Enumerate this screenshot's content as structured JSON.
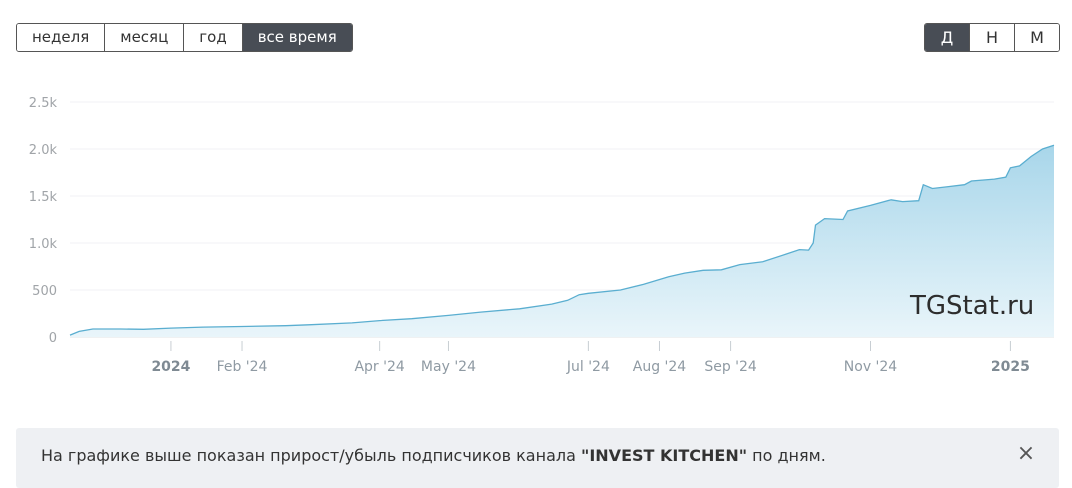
{
  "range_buttons": [
    {
      "label": "неделя",
      "active": false
    },
    {
      "label": "месяц",
      "active": false
    },
    {
      "label": "год",
      "active": false
    },
    {
      "label": "все время",
      "active": true
    }
  ],
  "granularity_buttons": [
    {
      "label": "Д",
      "active": true
    },
    {
      "label": "Н",
      "active": false
    },
    {
      "label": "М",
      "active": false
    }
  ],
  "watermark": "TGStat.ru",
  "info": {
    "prefix": "На графике выше показан прирост/убыль подписчиков канала ",
    "channel": "\"INVEST KITCHEN\"",
    "suffix": " по дням."
  },
  "colors": {
    "line": "#5aaed0",
    "fill_top": "#a8d6ea",
    "fill_bottom": "#e9f5fa",
    "active_button": "#484d55"
  },
  "chart_data": {
    "type": "area",
    "title": "",
    "xlabel": "",
    "ylabel": "",
    "ylim": [
      0,
      2500
    ],
    "yticks": [
      {
        "value": 0,
        "label": "0"
      },
      {
        "value": 500,
        "label": "500"
      },
      {
        "value": 1000,
        "label": "1.0k"
      },
      {
        "value": 1500,
        "label": "1.5k"
      },
      {
        "value": 2000,
        "label": "2.0k"
      },
      {
        "value": 2500,
        "label": "2.5k"
      }
    ],
    "xlim": [
      "2023-11-18",
      "2025-01-20"
    ],
    "xticks": [
      {
        "date": "2024-01-01",
        "label": "2024",
        "bold": true
      },
      {
        "date": "2024-02-01",
        "label": "Feb '24",
        "bold": false
      },
      {
        "date": "2024-04-01",
        "label": "Apr '24",
        "bold": false
      },
      {
        "date": "2024-05-01",
        "label": "May '24",
        "bold": false
      },
      {
        "date": "2024-07-01",
        "label": "Jul '24",
        "bold": false
      },
      {
        "date": "2024-08-01",
        "label": "Aug '24",
        "bold": false
      },
      {
        "date": "2024-09-01",
        "label": "Sep '24",
        "bold": false
      },
      {
        "date": "2024-11-01",
        "label": "Nov '24",
        "bold": false
      },
      {
        "date": "2025-01-01",
        "label": "2025",
        "bold": true
      }
    ],
    "grid": true,
    "legend": "none",
    "series": [
      {
        "points": [
          [
            "2023-11-18",
            20
          ],
          [
            "2023-11-22",
            60
          ],
          [
            "2023-11-28",
            85
          ],
          [
            "2023-12-10",
            85
          ],
          [
            "2023-12-20",
            82
          ],
          [
            "2024-01-01",
            95
          ],
          [
            "2024-01-15",
            105
          ],
          [
            "2024-02-01",
            112
          ],
          [
            "2024-02-20",
            120
          ],
          [
            "2024-03-01",
            130
          ],
          [
            "2024-03-20",
            150
          ],
          [
            "2024-04-01",
            175
          ],
          [
            "2024-04-15",
            195
          ],
          [
            "2024-05-01",
            230
          ],
          [
            "2024-05-15",
            265
          ],
          [
            "2024-06-01",
            300
          ],
          [
            "2024-06-15",
            350
          ],
          [
            "2024-06-22",
            390
          ],
          [
            "2024-06-27",
            450
          ],
          [
            "2024-07-01",
            465
          ],
          [
            "2024-07-15",
            500
          ],
          [
            "2024-07-25",
            560
          ],
          [
            "2024-08-05",
            640
          ],
          [
            "2024-08-12",
            680
          ],
          [
            "2024-08-20",
            710
          ],
          [
            "2024-08-28",
            715
          ],
          [
            "2024-09-05",
            770
          ],
          [
            "2024-09-15",
            800
          ],
          [
            "2024-09-25",
            880
          ],
          [
            "2024-10-01",
            930
          ],
          [
            "2024-10-05",
            925
          ],
          [
            "2024-10-07",
            1000
          ],
          [
            "2024-10-08",
            1190
          ],
          [
            "2024-10-12",
            1260
          ],
          [
            "2024-10-20",
            1250
          ],
          [
            "2024-10-22",
            1340
          ],
          [
            "2024-11-01",
            1400
          ],
          [
            "2024-11-10",
            1460
          ],
          [
            "2024-11-15",
            1440
          ],
          [
            "2024-11-22",
            1450
          ],
          [
            "2024-11-24",
            1620
          ],
          [
            "2024-11-28",
            1580
          ],
          [
            "2024-12-05",
            1600
          ],
          [
            "2024-12-12",
            1620
          ],
          [
            "2024-12-15",
            1660
          ],
          [
            "2024-12-25",
            1680
          ],
          [
            "2024-12-30",
            1700
          ],
          [
            "2025-01-01",
            1800
          ],
          [
            "2025-01-05",
            1820
          ],
          [
            "2025-01-10",
            1920
          ],
          [
            "2025-01-15",
            2000
          ],
          [
            "2025-01-20",
            2040
          ]
        ]
      }
    ]
  }
}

Request: Repeat the listing in full and exactly. Leave any pictures out.

Task response:
Enumerate this screenshot's content as structured JSON.
{
  "range_buttons": [
    {
      "label": "неделя",
      "active": false
    },
    {
      "label": "месяц",
      "active": false
    },
    {
      "label": "год",
      "active": false
    },
    {
      "label": "все время",
      "active": true
    }
  ],
  "granularity_buttons": [
    {
      "label": "Д",
      "active": true
    },
    {
      "label": "Н",
      "active": false
    },
    {
      "label": "М",
      "active": false
    }
  ],
  "watermark": "TGStat.ru",
  "info": {
    "prefix": "На графике выше показан прирост/убыль подписчиков канала ",
    "channel": "\"INVEST KITCHEN\"",
    "suffix": " по дням."
  },
  "colors": {
    "line": "#5aaed0",
    "fill_top": "#a8d6ea",
    "fill_bottom": "#e9f5fa",
    "active_button": "#484d55"
  },
  "chart_data": {
    "type": "area",
    "title": "",
    "xlabel": "",
    "ylabel": "",
    "ylim": [
      0,
      2500
    ],
    "yticks": [
      {
        "value": 0,
        "label": "0"
      },
      {
        "value": 500,
        "label": "500"
      },
      {
        "value": 1000,
        "label": "1.0k"
      },
      {
        "value": 1500,
        "label": "1.5k"
      },
      {
        "value": 2000,
        "label": "2.0k"
      },
      {
        "value": 2500,
        "label": "2.5k"
      }
    ],
    "xlim": [
      "2023-11-18",
      "2025-01-20"
    ],
    "xticks": [
      {
        "date": "2024-01-01",
        "label": "2024",
        "bold": true
      },
      {
        "date": "2024-02-01",
        "label": "Feb '24",
        "bold": false
      },
      {
        "date": "2024-04-01",
        "label": "Apr '24",
        "bold": false
      },
      {
        "date": "2024-05-01",
        "label": "May '24",
        "bold": false
      },
      {
        "date": "2024-07-01",
        "label": "Jul '24",
        "bold": false
      },
      {
        "date": "2024-08-01",
        "label": "Aug '24",
        "bold": false
      },
      {
        "date": "2024-09-01",
        "label": "Sep '24",
        "bold": false
      },
      {
        "date": "2024-11-01",
        "label": "Nov '24",
        "bold": false
      },
      {
        "date": "2025-01-01",
        "label": "2025",
        "bold": true
      }
    ],
    "grid": true,
    "legend": "none",
    "series": [
      {
        "points": [
          [
            "2023-11-18",
            20
          ],
          [
            "2023-11-22",
            60
          ],
          [
            "2023-11-28",
            85
          ],
          [
            "2023-12-10",
            85
          ],
          [
            "2023-12-20",
            82
          ],
          [
            "2024-01-01",
            95
          ],
          [
            "2024-01-15",
            105
          ],
          [
            "2024-02-01",
            112
          ],
          [
            "2024-02-20",
            120
          ],
          [
            "2024-03-01",
            130
          ],
          [
            "2024-03-20",
            150
          ],
          [
            "2024-04-01",
            175
          ],
          [
            "2024-04-15",
            195
          ],
          [
            "2024-05-01",
            230
          ],
          [
            "2024-05-15",
            265
          ],
          [
            "2024-06-01",
            300
          ],
          [
            "2024-06-15",
            350
          ],
          [
            "2024-06-22",
            390
          ],
          [
            "2024-06-27",
            450
          ],
          [
            "2024-07-01",
            465
          ],
          [
            "2024-07-15",
            500
          ],
          [
            "2024-07-25",
            560
          ],
          [
            "2024-08-05",
            640
          ],
          [
            "2024-08-12",
            680
          ],
          [
            "2024-08-20",
            710
          ],
          [
            "2024-08-28",
            715
          ],
          [
            "2024-09-05",
            770
          ],
          [
            "2024-09-15",
            800
          ],
          [
            "2024-09-25",
            880
          ],
          [
            "2024-10-01",
            930
          ],
          [
            "2024-10-05",
            925
          ],
          [
            "2024-10-07",
            1000
          ],
          [
            "2024-10-08",
            1190
          ],
          [
            "2024-10-12",
            1260
          ],
          [
            "2024-10-20",
            1250
          ],
          [
            "2024-10-22",
            1340
          ],
          [
            "2024-11-01",
            1400
          ],
          [
            "2024-11-10",
            1460
          ],
          [
            "2024-11-15",
            1440
          ],
          [
            "2024-11-22",
            1450
          ],
          [
            "2024-11-24",
            1620
          ],
          [
            "2024-11-28",
            1580
          ],
          [
            "2024-12-05",
            1600
          ],
          [
            "2024-12-12",
            1620
          ],
          [
            "2024-12-15",
            1660
          ],
          [
            "2024-12-25",
            1680
          ],
          [
            "2024-12-30",
            1700
          ],
          [
            "2025-01-01",
            1800
          ],
          [
            "2025-01-05",
            1820
          ],
          [
            "2025-01-10",
            1920
          ],
          [
            "2025-01-15",
            2000
          ],
          [
            "2025-01-20",
            2040
          ]
        ]
      }
    ]
  }
}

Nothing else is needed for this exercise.